◆ **REQUIRED WORK**: Retype every line of the data below precisely, character for character.

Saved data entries
--------------------------------------------------
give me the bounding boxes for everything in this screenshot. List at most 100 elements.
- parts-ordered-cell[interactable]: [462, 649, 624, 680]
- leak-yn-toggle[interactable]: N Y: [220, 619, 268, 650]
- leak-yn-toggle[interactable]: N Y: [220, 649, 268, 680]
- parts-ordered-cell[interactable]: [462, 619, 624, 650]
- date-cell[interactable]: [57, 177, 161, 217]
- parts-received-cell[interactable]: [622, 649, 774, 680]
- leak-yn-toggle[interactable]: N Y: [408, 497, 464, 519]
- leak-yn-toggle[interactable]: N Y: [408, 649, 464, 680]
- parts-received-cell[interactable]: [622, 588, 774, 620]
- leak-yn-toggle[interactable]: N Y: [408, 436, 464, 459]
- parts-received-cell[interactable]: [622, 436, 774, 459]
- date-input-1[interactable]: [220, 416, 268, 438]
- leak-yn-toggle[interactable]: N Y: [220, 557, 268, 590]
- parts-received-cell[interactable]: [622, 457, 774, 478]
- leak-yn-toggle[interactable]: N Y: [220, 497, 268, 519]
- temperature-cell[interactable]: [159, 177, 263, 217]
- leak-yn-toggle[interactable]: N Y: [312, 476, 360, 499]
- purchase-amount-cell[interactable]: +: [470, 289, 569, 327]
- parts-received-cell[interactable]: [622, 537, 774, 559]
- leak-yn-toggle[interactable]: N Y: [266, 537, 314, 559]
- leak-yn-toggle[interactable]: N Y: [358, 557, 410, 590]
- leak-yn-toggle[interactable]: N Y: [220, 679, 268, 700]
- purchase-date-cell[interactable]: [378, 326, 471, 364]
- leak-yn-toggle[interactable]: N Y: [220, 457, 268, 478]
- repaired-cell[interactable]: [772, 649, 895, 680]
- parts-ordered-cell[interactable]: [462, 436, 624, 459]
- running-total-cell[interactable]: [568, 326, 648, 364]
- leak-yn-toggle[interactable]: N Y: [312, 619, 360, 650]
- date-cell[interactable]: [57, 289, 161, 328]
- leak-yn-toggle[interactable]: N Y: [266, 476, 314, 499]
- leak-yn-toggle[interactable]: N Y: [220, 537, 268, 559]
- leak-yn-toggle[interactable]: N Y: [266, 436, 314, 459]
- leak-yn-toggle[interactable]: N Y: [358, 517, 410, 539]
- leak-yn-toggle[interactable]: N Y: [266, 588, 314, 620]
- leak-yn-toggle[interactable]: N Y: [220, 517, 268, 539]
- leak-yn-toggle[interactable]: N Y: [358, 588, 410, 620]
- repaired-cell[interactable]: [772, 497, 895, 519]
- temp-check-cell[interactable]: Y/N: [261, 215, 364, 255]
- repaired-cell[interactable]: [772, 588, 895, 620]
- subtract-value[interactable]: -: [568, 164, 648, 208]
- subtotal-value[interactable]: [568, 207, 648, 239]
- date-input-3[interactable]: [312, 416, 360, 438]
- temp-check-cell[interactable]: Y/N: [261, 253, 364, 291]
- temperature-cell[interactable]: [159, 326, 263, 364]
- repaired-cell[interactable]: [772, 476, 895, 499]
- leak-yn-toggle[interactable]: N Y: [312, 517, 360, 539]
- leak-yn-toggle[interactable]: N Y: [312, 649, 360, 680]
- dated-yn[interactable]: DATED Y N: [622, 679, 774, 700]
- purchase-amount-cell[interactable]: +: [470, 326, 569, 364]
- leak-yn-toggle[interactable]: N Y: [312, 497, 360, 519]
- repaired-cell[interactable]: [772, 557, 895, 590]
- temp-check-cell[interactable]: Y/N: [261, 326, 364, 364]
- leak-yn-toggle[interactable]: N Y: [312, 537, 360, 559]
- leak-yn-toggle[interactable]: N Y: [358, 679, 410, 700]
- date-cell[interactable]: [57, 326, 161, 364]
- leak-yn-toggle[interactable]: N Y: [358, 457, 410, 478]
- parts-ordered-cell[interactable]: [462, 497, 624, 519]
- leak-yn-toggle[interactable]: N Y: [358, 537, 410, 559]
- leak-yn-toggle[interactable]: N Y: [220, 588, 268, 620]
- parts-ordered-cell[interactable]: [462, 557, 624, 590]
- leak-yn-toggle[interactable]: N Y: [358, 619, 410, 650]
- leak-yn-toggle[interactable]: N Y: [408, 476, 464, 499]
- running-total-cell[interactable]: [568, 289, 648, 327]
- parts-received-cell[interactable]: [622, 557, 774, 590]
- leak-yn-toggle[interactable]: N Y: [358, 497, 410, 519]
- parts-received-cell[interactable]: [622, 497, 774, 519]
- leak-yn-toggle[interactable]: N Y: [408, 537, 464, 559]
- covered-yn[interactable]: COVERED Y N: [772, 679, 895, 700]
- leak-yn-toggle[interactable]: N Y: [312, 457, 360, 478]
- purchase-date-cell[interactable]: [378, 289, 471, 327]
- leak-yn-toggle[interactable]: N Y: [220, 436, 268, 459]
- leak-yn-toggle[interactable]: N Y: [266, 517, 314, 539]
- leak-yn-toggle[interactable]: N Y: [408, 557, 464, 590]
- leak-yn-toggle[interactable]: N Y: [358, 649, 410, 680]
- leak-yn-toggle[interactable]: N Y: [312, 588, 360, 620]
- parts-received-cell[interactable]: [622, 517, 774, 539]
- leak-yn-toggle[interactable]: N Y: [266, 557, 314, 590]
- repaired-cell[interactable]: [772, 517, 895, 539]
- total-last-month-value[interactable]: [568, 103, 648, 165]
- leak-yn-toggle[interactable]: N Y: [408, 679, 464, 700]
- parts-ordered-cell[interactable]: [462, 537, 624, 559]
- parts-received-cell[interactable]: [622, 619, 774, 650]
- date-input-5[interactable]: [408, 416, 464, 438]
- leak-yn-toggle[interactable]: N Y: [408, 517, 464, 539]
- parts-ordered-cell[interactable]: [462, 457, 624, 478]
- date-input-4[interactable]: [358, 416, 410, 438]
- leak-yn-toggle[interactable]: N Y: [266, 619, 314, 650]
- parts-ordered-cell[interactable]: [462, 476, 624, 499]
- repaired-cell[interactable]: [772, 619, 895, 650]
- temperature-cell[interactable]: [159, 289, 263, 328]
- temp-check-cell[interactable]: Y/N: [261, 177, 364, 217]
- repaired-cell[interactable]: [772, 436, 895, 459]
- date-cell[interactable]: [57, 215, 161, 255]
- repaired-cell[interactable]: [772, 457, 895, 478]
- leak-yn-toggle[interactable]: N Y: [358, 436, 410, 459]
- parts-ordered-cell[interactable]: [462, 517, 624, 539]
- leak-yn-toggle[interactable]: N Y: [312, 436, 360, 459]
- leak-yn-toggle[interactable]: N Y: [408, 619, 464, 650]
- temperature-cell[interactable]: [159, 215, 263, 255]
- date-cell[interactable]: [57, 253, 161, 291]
--------------------------------------------------
◆ **EXERCISE OUTPUT**:
give me the bounding boxes for everything in this screenshot. List at most 100 elements.
- parts-ordered-cell[interactable]: [462, 649, 624, 680]
- leak-yn-toggle[interactable]: N Y: [220, 619, 268, 650]
- leak-yn-toggle[interactable]: N Y: [220, 649, 268, 680]
- parts-ordered-cell[interactable]: [462, 619, 624, 650]
- date-cell[interactable]: [57, 177, 161, 217]
- parts-received-cell[interactable]: [622, 649, 774, 680]
- leak-yn-toggle[interactable]: N Y: [408, 497, 464, 519]
- leak-yn-toggle[interactable]: N Y: [408, 649, 464, 680]
- parts-received-cell[interactable]: [622, 588, 774, 620]
- leak-yn-toggle[interactable]: N Y: [408, 436, 464, 459]
- parts-received-cell[interactable]: [622, 436, 774, 459]
- date-input-1[interactable]: [220, 416, 268, 438]
- leak-yn-toggle[interactable]: N Y: [220, 557, 268, 590]
- parts-received-cell[interactable]: [622, 457, 774, 478]
- leak-yn-toggle[interactable]: N Y: [220, 497, 268, 519]
- temperature-cell[interactable]: [159, 177, 263, 217]
- leak-yn-toggle[interactable]: N Y: [312, 476, 360, 499]
- purchase-amount-cell[interactable]: +: [470, 289, 569, 327]
- parts-received-cell[interactable]: [622, 537, 774, 559]
- leak-yn-toggle[interactable]: N Y: [266, 537, 314, 559]
- leak-yn-toggle[interactable]: N Y: [358, 557, 410, 590]
- leak-yn-toggle[interactable]: N Y: [220, 679, 268, 700]
- purchase-date-cell[interactable]: [378, 326, 471, 364]
- leak-yn-toggle[interactable]: N Y: [220, 457, 268, 478]
- repaired-cell[interactable]: [772, 649, 895, 680]
- parts-ordered-cell[interactable]: [462, 436, 624, 459]
- running-total-cell[interactable]: [568, 326, 648, 364]
- leak-yn-toggle[interactable]: N Y: [312, 619, 360, 650]
- date-cell[interactable]: [57, 289, 161, 328]
- leak-yn-toggle[interactable]: N Y: [266, 476, 314, 499]
- leak-yn-toggle[interactable]: N Y: [220, 537, 268, 559]
- leak-yn-toggle[interactable]: N Y: [266, 436, 314, 459]
- leak-yn-toggle[interactable]: N Y: [358, 517, 410, 539]
- leak-yn-toggle[interactable]: N Y: [266, 588, 314, 620]
- leak-yn-toggle[interactable]: N Y: [220, 517, 268, 539]
- leak-yn-toggle[interactable]: N Y: [358, 588, 410, 620]
- repaired-cell[interactable]: [772, 497, 895, 519]
- temp-check-cell[interactable]: Y/N: [261, 215, 364, 255]
- repaired-cell[interactable]: [772, 588, 895, 620]
- subtract-value[interactable]: -: [568, 164, 648, 208]
- subtotal-value[interactable]: [568, 207, 648, 239]
- date-input-3[interactable]: [312, 416, 360, 438]
- temp-check-cell[interactable]: Y/N: [261, 253, 364, 291]
- temperature-cell[interactable]: [159, 326, 263, 364]
- repaired-cell[interactable]: [772, 476, 895, 499]
- leak-yn-toggle[interactable]: N Y: [312, 517, 360, 539]
- leak-yn-toggle[interactable]: N Y: [312, 649, 360, 680]
- dated-yn[interactable]: DATED Y N: [622, 679, 774, 700]
- purchase-amount-cell[interactable]: +: [470, 326, 569, 364]
- leak-yn-toggle[interactable]: N Y: [312, 497, 360, 519]
- repaired-cell[interactable]: [772, 557, 895, 590]
- temp-check-cell[interactable]: Y/N: [261, 326, 364, 364]
- leak-yn-toggle[interactable]: N Y: [312, 537, 360, 559]
- leak-yn-toggle[interactable]: N Y: [358, 679, 410, 700]
- date-cell[interactable]: [57, 326, 161, 364]
- leak-yn-toggle[interactable]: N Y: [358, 457, 410, 478]
- parts-ordered-cell[interactable]: [462, 497, 624, 519]
- leak-yn-toggle[interactable]: N Y: [358, 537, 410, 559]
- leak-yn-toggle[interactable]: N Y: [220, 588, 268, 620]
- parts-ordered-cell[interactable]: [462, 557, 624, 590]
- leak-yn-toggle[interactable]: N Y: [358, 619, 410, 650]
- leak-yn-toggle[interactable]: N Y: [408, 476, 464, 499]
- running-total-cell[interactable]: [568, 289, 648, 327]
- parts-received-cell[interactable]: [622, 557, 774, 590]
- leak-yn-toggle[interactable]: N Y: [358, 497, 410, 519]
- parts-received-cell[interactable]: [622, 497, 774, 519]
- leak-yn-toggle[interactable]: N Y: [408, 537, 464, 559]
- covered-yn[interactable]: COVERED Y N: [772, 679, 895, 700]
- leak-yn-toggle[interactable]: N Y: [312, 457, 360, 478]
- purchase-date-cell[interactable]: [378, 289, 471, 327]
- leak-yn-toggle[interactable]: N Y: [220, 436, 268, 459]
- leak-yn-toggle[interactable]: N Y: [266, 517, 314, 539]
- leak-yn-toggle[interactable]: N Y: [408, 557, 464, 590]
- leak-yn-toggle[interactable]: N Y: [358, 649, 410, 680]
- leak-yn-toggle[interactable]: N Y: [312, 588, 360, 620]
- parts-received-cell[interactable]: [622, 517, 774, 539]
- leak-yn-toggle[interactable]: N Y: [266, 557, 314, 590]
- repaired-cell[interactable]: [772, 517, 895, 539]
- total-last-month-value[interactable]: [568, 103, 648, 165]
- leak-yn-toggle[interactable]: N Y: [408, 679, 464, 700]
- parts-ordered-cell[interactable]: [462, 537, 624, 559]
- parts-received-cell[interactable]: [622, 619, 774, 650]
- date-input-5[interactable]: [408, 416, 464, 438]
- leak-yn-toggle[interactable]: N Y: [408, 517, 464, 539]
- parts-ordered-cell[interactable]: [462, 457, 624, 478]
- date-input-4[interactable]: [358, 416, 410, 438]
- leak-yn-toggle[interactable]: N Y: [266, 619, 314, 650]
- parts-ordered-cell[interactable]: [462, 476, 624, 499]
- repaired-cell[interactable]: [772, 619, 895, 650]
- temperature-cell[interactable]: [159, 289, 263, 328]
- temp-check-cell[interactable]: Y/N: [261, 177, 364, 217]
- repaired-cell[interactable]: [772, 436, 895, 459]
- date-cell[interactable]: [57, 215, 161, 255]
- repaired-cell[interactable]: [772, 457, 895, 478]
- leak-yn-toggle[interactable]: N Y: [358, 436, 410, 459]
- parts-ordered-cell[interactable]: [462, 517, 624, 539]
- leak-yn-toggle[interactable]: N Y: [312, 436, 360, 459]
- leak-yn-toggle[interactable]: N Y: [408, 619, 464, 650]
- temperature-cell[interactable]: [159, 215, 263, 255]
- date-cell[interactable]: [57, 253, 161, 291]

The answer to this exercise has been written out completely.